- _Do this_: Retype the material word for word.

+++++

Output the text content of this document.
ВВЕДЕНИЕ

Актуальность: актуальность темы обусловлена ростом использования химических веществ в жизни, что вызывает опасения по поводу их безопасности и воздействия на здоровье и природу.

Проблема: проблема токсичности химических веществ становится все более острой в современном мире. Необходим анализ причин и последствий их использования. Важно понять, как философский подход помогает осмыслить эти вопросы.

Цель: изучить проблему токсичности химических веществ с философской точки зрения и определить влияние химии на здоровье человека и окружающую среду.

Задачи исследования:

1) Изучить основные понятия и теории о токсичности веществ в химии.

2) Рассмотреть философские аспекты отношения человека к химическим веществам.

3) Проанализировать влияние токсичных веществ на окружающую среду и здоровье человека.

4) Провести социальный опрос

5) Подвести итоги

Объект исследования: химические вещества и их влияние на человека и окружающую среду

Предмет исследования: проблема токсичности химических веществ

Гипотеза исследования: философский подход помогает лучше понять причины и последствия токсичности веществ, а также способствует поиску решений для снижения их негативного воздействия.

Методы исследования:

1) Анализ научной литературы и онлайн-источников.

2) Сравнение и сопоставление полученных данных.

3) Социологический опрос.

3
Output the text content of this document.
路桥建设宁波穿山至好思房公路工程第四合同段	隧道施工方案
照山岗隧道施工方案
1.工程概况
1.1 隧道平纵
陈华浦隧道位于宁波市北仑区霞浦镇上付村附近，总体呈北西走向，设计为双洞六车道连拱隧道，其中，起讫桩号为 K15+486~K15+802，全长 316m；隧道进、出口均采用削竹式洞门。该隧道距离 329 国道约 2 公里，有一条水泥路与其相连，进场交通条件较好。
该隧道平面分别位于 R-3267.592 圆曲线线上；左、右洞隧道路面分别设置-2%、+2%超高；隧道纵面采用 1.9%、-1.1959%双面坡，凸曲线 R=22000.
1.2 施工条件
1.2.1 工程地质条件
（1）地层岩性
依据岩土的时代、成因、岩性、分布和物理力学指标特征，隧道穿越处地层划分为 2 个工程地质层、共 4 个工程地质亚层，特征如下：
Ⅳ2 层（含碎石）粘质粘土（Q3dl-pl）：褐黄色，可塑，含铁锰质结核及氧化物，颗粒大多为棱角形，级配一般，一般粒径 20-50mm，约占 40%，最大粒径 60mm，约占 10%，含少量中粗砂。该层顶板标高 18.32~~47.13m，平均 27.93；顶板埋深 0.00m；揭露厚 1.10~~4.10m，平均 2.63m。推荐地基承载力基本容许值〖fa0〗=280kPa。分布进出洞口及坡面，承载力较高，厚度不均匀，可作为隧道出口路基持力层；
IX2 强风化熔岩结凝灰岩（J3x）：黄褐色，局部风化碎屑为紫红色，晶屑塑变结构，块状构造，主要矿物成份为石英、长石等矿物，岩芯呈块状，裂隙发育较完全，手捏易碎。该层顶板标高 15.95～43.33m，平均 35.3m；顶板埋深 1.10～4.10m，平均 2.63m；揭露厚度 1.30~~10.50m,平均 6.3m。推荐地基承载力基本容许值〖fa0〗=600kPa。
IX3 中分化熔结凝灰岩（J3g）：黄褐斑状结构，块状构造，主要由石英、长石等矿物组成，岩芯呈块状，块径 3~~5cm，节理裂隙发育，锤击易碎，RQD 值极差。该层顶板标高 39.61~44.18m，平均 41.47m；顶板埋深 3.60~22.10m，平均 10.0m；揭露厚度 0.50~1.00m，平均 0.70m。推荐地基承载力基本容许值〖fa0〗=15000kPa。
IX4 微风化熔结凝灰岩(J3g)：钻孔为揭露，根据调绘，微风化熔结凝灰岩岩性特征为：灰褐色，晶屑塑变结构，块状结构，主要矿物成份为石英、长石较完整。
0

+++++

- _Response for this exercise_:
Output the text content of this document.
ВВЕДЕНИЕ

Актуальность: актуальность темы обусловлена ростом использования химических веществ в жизни, что вызывает опасения по поводу их безопасности и воздействия на здоровье и природу.

Проблема: проблема токсичности химических веществ становится все более острой в современном мире. Необходим анализ причин и последствий их использования. Важно понять, как философский подход помогает осмыслить эти вопросы.

Цель: изучить проблему токсичности химических веществ с философской точки зрения и определить влияние химии на здоровье человека и окружающую среду.

Задачи исследования:

1) Изучить основные понятия и теории о токсичности веществ в химии.

2) Рассмотреть философские аспекты отношения человека к химическим веществам.

3) Проанализировать влияние токсичных веществ на окружающую среду и здоровье человека.

4) Провести социальный опрос

5) Подвести итоги

Объект исследования: химические вещества и их влияние на человека и окружающую среду

Предмет исследования: проблема токсичности химических веществ

Гипотеза исследования: философский подход помогает лучше понять причины и последствия токсичности веществ, а также способствует поиску решений для снижения их негативного воздействия.

Методы исследования:

1) Анализ научной литературы и онлайн-источников.

2) Сравнение и сопоставление полученных данных.

3) Социологический опрос.

3
Output the text content of this document.
路桥建设宁波穿山至好思房公路工程第四合同段	隧道施工方案
照山岗隧道施工方案
1.工程概况
1.1 隧道平纵
陈华浦隧道位于宁波市北仑区霞浦镇上付村附近，总体呈北西走向，设计为双洞六车道连拱隧道，其中，起讫桩号为 K15+486~K15+802，全长 316m；隧道进、出口均采用削竹式洞门。该隧道距离 329 国道约 2 公里，有一条水泥路与其相连，进场交通条件较好。
该隧道平面分别位于 R-3267.592 圆曲线线上；左、右洞隧道路面分别设置-2%、+2%超高；隧道纵面采用 1.9%、-1.1959%双面坡，凸曲线 R=22000.
1.2 施工条件
1.2.1 工程地质条件
（1）地层岩性
依据岩土的时代、成因、岩性、分布和物理力学指标特征，隧道穿越处地层划分为 2 个工程地质层、共 4 个工程地质亚层，特征如下：
Ⅳ2 层（含碎石）粘质粘土（Q3dl-pl）：褐黄色，可塑，含铁锰质结核及氧化物，颗粒大多为棱角形，级配一般，一般粒径 20-50mm，约占 40%，最大粒径 60mm，约占 10%，含少量中粗砂。该层顶板标高 18.32~~47.13m，平均 27.93；顶板埋深 0.00m；揭露厚 1.10~~4.10m，平均 2.63m。推荐地基承载力基本容许值〖fa0〗=280kPa。分布进出洞口及坡面，承载力较高，厚度不均匀，可作为隧道出口路基持力层；
IX2 强风化熔岩结凝灰岩（J3x）：黄褐色，局部风化碎屑为紫红色，晶屑塑变结构，块状构造，主要矿物成份为石英、长石等矿物，岩芯呈块状，裂隙发育较完全，手捏易碎。该层顶板标高 15.95～43.33m，平均 35.3m；顶板埋深 1.10～4.10m，平均 2.63m；揭露厚度 1.30~~10.50m,平均 6.3m。推荐地基承载力基本容许值〖fa0〗=600kPa。
IX3 中分化熔结凝灰岩（J3g）：黄褐斑状结构，块状构造，主要由石英、长石等矿物组成，岩芯呈块状，块径 3~~5cm，节理裂隙发育，锤击易碎，RQD 值极差。该层顶板标高 39.61~44.18m，平均 41.47m；顶板埋深 3.60~22.10m，平均 10.0m；揭露厚度 0.50~1.00m，平均 0.70m。推荐地基承载力基本容许值〖fa0〗=15000kPa。
IX4 微风化熔结凝灰岩(J3g)：钻孔为揭露，根据调绘，微风化熔结凝灰岩岩性特征为：灰褐色，晶屑塑变结构，块状结构，主要矿物成份为石英、长石较完整。
0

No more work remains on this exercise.